Start of EXCERPTED RECORDS

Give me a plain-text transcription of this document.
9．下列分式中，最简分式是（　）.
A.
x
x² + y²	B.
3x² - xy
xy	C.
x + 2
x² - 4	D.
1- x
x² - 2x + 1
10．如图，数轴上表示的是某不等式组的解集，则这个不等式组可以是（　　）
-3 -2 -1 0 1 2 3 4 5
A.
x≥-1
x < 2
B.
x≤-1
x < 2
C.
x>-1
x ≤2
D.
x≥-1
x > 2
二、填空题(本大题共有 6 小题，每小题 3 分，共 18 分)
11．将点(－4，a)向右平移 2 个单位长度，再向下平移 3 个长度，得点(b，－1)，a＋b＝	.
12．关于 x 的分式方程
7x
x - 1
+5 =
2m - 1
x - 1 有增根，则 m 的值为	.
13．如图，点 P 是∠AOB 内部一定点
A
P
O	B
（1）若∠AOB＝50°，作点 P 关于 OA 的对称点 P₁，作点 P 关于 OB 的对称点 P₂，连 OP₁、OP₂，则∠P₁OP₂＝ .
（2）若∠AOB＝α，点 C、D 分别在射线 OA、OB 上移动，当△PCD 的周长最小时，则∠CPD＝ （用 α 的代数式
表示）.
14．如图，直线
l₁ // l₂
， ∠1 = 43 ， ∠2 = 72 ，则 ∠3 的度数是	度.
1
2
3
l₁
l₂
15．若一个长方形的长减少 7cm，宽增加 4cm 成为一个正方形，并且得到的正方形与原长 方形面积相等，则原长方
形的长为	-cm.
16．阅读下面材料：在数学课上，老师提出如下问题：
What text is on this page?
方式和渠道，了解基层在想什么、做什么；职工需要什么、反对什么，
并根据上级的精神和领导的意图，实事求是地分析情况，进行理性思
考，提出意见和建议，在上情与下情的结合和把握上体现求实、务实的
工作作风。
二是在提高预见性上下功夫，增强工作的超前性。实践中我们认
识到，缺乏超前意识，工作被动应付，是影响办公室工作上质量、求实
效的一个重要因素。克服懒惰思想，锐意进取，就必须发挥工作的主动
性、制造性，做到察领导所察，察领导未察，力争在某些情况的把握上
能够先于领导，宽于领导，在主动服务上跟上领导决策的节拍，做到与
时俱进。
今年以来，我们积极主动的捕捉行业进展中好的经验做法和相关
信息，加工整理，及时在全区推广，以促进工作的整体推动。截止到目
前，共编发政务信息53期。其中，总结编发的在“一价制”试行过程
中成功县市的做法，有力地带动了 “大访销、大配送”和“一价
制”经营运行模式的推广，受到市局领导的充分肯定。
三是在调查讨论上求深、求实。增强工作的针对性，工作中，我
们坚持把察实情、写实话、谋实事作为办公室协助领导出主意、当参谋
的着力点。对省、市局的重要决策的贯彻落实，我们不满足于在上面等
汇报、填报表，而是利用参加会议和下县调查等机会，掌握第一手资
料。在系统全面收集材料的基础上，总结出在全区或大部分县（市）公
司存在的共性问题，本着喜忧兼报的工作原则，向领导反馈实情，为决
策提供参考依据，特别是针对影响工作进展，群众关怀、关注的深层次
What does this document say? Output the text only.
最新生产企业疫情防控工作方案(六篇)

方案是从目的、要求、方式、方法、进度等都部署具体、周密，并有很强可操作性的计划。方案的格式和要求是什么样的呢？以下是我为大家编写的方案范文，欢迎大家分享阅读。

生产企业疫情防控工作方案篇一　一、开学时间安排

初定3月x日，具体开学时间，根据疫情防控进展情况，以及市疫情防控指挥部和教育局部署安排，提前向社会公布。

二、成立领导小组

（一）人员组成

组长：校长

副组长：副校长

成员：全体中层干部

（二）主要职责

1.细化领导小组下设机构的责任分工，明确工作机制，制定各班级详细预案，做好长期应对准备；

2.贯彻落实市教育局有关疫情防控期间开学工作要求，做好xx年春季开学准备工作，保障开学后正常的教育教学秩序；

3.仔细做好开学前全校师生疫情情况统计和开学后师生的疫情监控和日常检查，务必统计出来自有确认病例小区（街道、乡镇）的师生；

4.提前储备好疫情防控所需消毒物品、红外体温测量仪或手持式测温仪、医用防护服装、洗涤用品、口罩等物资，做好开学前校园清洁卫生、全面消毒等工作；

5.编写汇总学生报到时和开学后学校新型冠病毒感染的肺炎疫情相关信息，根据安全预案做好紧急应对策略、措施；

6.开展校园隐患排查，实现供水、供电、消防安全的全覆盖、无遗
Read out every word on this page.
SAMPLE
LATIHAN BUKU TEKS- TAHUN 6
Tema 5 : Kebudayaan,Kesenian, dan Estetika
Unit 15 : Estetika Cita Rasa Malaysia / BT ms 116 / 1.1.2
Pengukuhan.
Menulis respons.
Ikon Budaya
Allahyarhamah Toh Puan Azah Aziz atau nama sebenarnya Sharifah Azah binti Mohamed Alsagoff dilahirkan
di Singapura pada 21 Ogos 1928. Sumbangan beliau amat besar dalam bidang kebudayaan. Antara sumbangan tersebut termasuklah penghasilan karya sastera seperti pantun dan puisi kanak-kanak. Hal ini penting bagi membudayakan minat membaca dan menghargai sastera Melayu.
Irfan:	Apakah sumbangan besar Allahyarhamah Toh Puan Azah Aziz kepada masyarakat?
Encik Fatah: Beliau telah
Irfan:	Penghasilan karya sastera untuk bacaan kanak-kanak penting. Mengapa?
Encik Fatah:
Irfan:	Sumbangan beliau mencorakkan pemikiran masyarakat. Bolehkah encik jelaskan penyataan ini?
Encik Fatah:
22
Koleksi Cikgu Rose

End of EXCERPTED RECORDS

Where does the word "page" appear? Return each line that holds it.

What text is on this page?
Read out every word on this page.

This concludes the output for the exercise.